#### Goal:
Return each line that holds the word "Ingrese".

#### Records for the task:
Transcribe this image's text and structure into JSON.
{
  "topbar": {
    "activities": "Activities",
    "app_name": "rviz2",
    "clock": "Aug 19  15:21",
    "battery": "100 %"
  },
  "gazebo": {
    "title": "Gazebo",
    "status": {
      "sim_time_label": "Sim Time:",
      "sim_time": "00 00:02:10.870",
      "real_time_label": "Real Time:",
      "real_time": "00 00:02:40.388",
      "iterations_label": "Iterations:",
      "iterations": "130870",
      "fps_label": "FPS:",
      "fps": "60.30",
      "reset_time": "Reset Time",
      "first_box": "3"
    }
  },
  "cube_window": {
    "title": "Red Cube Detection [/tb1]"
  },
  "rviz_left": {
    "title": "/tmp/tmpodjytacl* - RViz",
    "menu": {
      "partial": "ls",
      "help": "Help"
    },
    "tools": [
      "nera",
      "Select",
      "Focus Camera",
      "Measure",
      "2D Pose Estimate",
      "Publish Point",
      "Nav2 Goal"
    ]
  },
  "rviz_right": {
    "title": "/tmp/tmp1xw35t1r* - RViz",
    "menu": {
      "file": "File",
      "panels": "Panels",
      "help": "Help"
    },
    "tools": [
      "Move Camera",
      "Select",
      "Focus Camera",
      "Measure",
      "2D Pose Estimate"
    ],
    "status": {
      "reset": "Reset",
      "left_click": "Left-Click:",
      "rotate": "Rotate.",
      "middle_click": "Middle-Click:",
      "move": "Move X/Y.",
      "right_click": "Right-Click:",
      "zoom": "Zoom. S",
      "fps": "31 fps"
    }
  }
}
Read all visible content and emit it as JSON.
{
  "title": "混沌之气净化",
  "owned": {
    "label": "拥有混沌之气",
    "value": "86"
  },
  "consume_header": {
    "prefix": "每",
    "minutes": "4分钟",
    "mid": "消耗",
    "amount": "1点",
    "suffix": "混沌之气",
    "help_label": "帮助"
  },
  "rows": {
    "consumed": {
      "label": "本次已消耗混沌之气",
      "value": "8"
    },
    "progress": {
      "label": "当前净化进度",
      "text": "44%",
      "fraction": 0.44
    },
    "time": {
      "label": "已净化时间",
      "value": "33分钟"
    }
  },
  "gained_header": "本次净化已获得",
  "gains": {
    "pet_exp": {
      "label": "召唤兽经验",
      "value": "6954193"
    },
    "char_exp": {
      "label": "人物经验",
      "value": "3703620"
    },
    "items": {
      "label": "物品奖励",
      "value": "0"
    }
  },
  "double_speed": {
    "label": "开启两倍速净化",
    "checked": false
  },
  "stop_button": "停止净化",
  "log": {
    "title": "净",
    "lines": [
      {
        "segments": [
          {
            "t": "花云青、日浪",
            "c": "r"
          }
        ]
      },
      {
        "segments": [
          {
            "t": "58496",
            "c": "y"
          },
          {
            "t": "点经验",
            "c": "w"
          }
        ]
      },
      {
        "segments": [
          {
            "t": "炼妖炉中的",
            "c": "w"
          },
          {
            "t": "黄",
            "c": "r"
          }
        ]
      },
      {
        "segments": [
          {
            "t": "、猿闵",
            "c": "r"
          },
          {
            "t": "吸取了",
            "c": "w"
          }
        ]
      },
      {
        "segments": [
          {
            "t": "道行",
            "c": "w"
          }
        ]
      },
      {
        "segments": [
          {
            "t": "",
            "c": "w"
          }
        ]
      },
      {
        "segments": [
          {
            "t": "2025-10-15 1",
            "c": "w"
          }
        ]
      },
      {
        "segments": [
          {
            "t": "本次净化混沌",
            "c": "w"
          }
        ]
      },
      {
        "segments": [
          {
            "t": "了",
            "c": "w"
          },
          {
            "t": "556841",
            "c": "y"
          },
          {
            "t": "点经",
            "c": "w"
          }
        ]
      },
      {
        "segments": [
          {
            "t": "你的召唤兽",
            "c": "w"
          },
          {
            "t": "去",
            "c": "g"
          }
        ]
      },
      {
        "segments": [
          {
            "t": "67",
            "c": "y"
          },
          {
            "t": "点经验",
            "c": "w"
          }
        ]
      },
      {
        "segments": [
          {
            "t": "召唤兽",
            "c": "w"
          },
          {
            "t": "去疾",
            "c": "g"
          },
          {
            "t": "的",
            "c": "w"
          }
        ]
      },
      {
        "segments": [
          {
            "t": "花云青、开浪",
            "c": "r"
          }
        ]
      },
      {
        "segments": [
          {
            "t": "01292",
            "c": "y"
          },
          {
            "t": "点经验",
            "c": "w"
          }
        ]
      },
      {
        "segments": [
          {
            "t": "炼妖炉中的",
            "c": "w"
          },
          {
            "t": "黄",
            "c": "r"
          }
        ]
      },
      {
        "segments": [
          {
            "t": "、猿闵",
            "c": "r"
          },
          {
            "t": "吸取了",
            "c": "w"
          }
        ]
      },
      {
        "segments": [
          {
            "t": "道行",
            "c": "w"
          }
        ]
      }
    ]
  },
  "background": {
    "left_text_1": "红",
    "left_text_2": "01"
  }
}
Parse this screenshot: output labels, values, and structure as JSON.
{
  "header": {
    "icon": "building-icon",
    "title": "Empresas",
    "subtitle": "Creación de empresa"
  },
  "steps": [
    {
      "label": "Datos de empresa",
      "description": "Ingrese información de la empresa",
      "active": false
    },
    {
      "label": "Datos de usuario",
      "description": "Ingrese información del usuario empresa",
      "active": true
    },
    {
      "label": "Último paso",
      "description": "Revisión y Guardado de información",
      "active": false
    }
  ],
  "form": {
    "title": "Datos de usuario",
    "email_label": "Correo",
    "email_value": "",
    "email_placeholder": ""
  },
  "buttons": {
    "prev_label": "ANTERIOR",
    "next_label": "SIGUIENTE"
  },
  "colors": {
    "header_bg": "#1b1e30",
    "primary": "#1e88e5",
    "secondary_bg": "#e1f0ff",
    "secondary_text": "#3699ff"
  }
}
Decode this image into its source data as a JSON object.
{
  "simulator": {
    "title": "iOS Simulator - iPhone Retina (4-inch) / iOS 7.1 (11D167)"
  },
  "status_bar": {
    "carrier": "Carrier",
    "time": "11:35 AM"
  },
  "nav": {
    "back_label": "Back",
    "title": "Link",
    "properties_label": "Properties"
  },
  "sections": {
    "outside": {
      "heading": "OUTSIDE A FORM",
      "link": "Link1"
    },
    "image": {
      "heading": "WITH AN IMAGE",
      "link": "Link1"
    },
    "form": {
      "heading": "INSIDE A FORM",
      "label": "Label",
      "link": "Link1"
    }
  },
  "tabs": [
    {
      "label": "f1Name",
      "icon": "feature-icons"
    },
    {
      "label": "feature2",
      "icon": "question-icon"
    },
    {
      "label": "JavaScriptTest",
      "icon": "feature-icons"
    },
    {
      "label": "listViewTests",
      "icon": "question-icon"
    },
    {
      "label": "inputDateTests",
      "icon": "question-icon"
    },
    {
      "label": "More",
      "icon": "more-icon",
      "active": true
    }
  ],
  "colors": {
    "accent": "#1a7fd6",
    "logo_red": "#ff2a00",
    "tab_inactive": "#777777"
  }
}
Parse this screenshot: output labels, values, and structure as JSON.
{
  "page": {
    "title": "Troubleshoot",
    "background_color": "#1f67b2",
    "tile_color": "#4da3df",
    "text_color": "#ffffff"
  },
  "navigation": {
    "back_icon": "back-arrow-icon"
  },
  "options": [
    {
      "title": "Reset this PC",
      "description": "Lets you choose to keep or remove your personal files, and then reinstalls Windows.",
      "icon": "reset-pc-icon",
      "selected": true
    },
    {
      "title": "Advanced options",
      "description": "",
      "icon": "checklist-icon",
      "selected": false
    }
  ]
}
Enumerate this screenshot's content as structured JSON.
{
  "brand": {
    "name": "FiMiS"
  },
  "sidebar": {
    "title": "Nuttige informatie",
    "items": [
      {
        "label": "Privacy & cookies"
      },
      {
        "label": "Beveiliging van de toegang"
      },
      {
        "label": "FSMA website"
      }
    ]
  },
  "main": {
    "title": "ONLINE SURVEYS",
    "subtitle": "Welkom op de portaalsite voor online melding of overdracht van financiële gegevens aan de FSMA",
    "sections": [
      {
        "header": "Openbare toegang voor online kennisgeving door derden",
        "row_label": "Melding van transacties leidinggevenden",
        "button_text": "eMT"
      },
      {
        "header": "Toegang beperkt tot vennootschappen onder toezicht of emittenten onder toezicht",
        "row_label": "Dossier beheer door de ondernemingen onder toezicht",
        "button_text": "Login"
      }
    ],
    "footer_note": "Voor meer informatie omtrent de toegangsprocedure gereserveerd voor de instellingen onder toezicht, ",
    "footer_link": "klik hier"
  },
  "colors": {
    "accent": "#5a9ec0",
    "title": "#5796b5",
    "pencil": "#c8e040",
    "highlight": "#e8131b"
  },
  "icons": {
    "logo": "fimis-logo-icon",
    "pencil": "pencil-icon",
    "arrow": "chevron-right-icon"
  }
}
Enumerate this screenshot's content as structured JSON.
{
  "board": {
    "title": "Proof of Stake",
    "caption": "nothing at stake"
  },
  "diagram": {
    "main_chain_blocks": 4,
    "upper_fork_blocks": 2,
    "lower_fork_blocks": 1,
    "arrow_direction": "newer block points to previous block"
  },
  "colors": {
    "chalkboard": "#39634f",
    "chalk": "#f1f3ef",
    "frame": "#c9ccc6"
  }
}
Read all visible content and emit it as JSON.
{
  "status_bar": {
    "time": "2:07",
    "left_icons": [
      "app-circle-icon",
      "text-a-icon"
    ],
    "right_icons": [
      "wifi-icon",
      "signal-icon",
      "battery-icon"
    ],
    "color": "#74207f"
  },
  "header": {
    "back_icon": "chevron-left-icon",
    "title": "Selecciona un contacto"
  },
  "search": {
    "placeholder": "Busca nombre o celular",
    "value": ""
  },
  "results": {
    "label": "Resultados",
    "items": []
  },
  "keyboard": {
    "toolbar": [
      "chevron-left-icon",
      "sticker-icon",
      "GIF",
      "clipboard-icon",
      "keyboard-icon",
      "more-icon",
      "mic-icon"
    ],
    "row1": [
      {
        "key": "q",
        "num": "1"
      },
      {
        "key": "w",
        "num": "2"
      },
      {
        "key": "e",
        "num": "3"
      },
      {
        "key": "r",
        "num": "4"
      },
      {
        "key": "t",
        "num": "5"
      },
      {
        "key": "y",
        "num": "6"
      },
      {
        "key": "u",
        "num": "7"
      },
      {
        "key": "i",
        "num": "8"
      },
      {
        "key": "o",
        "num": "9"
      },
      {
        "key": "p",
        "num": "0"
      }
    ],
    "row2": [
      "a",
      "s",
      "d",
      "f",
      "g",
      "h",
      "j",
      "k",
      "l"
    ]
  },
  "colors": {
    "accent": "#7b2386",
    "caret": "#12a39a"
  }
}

#### Task solution:
      "description": "Ingrese información de la empresa",
      "description": "Ingrese información del usuario empresa",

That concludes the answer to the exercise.